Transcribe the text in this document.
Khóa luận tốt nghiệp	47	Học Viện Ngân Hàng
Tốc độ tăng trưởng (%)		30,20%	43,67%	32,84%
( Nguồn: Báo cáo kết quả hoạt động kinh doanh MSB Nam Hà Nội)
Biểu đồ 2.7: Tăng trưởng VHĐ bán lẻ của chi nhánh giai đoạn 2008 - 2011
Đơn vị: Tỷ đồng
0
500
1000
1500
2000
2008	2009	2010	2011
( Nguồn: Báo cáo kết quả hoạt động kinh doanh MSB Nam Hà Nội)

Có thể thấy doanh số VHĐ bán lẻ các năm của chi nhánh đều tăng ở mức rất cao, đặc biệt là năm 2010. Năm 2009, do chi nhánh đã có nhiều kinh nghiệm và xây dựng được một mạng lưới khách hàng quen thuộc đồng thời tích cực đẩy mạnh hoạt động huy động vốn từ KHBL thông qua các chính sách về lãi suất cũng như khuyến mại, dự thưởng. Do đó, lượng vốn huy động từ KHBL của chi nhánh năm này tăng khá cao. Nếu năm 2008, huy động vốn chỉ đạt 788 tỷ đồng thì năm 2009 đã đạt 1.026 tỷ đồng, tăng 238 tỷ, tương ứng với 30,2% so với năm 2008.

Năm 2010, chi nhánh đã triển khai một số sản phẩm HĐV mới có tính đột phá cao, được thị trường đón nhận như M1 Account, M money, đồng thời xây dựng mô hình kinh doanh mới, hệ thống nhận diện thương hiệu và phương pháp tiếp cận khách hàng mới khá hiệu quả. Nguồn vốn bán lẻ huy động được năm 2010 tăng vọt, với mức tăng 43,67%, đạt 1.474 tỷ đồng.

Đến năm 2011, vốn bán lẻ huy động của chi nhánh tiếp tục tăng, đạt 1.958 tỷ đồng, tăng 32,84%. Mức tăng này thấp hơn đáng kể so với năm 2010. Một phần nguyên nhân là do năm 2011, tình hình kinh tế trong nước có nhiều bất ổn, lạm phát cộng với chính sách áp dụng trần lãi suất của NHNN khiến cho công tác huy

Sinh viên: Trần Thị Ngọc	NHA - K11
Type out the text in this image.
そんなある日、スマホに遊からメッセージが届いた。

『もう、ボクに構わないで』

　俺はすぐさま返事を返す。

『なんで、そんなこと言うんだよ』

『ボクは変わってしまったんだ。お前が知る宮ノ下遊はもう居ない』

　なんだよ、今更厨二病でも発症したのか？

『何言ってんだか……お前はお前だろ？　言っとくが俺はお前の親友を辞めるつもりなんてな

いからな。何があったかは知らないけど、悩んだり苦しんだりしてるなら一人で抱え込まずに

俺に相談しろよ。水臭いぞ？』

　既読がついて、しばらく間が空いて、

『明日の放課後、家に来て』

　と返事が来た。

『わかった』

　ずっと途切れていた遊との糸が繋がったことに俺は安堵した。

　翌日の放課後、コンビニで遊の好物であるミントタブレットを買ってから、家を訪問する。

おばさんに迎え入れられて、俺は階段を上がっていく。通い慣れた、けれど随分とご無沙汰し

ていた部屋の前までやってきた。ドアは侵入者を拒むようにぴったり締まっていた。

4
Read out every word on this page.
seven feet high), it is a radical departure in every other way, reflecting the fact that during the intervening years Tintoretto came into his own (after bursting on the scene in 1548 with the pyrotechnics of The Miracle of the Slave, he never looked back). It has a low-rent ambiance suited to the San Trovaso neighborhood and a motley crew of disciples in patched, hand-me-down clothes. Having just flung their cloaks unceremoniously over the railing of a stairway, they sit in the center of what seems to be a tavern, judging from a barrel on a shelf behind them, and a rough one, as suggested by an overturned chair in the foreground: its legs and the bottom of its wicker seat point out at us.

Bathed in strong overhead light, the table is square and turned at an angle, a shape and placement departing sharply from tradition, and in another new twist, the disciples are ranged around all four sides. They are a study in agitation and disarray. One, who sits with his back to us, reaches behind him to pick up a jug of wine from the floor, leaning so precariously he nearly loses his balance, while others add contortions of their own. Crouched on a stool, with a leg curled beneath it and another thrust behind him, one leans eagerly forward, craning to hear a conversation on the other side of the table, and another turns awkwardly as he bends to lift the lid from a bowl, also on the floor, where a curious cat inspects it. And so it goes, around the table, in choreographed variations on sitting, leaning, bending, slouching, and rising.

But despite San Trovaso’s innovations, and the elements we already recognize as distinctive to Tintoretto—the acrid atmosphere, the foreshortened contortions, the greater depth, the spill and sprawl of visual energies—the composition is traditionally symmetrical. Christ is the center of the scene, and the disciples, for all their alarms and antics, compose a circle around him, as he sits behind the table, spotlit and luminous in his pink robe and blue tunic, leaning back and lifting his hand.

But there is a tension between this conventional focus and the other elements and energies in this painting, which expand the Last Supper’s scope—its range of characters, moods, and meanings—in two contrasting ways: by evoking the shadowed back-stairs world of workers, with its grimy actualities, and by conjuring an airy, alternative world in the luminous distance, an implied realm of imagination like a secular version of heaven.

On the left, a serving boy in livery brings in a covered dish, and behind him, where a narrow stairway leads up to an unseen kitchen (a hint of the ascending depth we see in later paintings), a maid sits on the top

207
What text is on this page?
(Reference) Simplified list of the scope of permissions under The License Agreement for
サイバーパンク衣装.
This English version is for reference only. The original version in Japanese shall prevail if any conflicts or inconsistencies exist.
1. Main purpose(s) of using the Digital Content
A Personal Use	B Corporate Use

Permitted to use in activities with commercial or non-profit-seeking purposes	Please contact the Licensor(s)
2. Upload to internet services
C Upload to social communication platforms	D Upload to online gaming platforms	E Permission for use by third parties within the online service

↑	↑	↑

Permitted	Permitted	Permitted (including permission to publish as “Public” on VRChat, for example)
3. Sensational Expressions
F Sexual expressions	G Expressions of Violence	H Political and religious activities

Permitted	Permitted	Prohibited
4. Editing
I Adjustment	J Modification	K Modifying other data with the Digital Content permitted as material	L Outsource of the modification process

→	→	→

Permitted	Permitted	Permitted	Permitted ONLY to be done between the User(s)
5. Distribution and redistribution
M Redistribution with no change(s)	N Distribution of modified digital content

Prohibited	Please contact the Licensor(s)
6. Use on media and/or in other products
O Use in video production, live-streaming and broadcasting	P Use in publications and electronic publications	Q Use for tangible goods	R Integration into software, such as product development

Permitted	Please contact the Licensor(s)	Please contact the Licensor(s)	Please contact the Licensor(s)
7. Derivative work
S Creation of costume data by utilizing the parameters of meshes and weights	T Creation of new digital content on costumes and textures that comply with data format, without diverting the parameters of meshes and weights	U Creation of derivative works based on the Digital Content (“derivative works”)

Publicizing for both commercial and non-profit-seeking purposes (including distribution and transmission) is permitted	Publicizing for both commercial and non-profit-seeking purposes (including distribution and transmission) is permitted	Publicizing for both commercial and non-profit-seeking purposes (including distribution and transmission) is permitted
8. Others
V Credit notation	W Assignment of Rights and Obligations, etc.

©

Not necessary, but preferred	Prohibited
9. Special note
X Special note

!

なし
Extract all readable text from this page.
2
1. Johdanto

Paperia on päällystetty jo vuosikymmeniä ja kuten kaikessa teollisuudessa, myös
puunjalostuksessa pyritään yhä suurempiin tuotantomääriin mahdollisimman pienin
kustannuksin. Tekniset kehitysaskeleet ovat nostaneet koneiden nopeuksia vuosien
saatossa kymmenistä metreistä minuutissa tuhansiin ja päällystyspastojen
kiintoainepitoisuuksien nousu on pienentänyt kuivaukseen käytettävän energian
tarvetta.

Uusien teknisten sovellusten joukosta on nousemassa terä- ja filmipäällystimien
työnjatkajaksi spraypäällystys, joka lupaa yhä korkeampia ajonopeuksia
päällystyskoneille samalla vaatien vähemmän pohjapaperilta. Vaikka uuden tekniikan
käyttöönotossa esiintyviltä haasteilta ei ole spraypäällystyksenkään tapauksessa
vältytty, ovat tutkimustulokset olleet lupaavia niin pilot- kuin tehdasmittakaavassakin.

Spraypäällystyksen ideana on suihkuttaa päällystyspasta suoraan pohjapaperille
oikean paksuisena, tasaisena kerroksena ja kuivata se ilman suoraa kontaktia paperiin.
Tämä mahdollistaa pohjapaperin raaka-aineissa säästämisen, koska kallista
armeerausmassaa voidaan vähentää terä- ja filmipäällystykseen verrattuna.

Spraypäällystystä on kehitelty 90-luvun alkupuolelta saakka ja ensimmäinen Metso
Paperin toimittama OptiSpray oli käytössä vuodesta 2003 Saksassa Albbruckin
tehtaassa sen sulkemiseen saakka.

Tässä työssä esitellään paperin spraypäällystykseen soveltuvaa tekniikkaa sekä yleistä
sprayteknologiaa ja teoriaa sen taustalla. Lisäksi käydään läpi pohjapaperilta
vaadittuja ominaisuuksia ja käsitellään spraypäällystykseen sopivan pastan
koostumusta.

***

Give the number of lines in the material above that have the word "khách" in them, and nothing more.

> WRITTEN REPLY
2